**The request:** In your copy, leave out the pictures; write out all the data exactly.

===== Material provided =====

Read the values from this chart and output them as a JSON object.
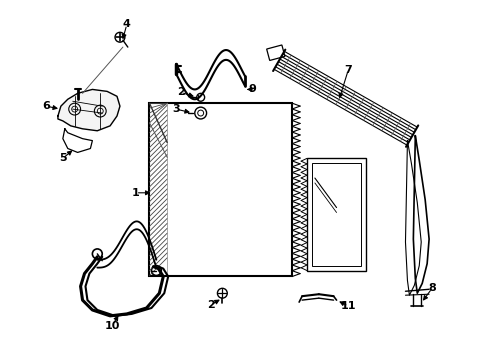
{
  "background_color": "#ffffff",
  "line_color": "#000000",
  "fig_width": 4.89,
  "fig_height": 3.6,
  "dpi": 100
}
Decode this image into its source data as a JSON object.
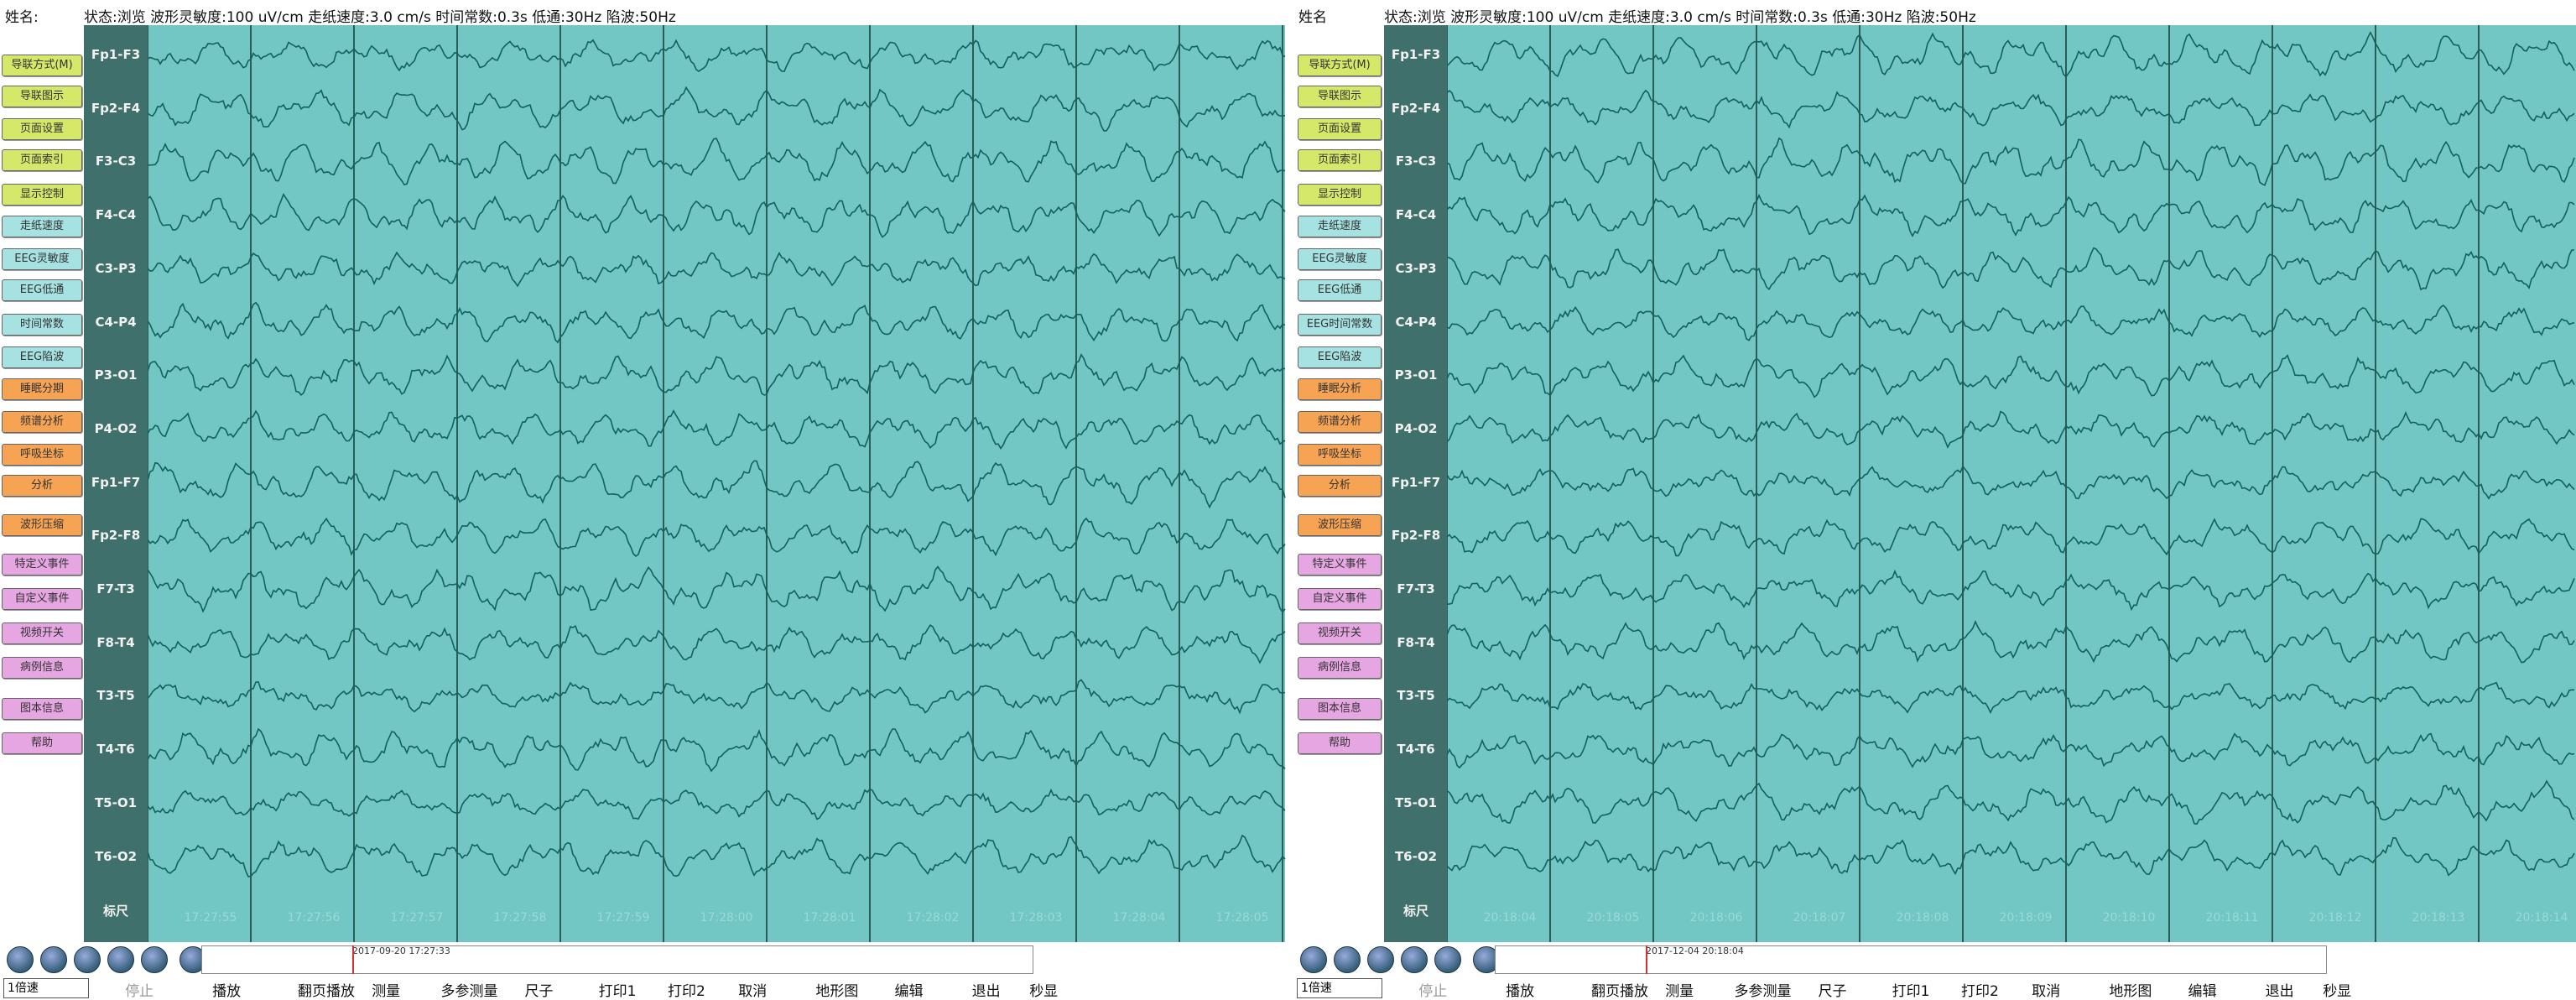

=====

**Result of the task:**
Read the values from this chart and output them as a JSON object.
{
  "background_color": "#ffffff",
  "line_color": "#000000",
  "fig_width": 4.89,
  "fig_height": 3.6,
  "dpi": 100
}
Decode this image into its source data as a JSON object.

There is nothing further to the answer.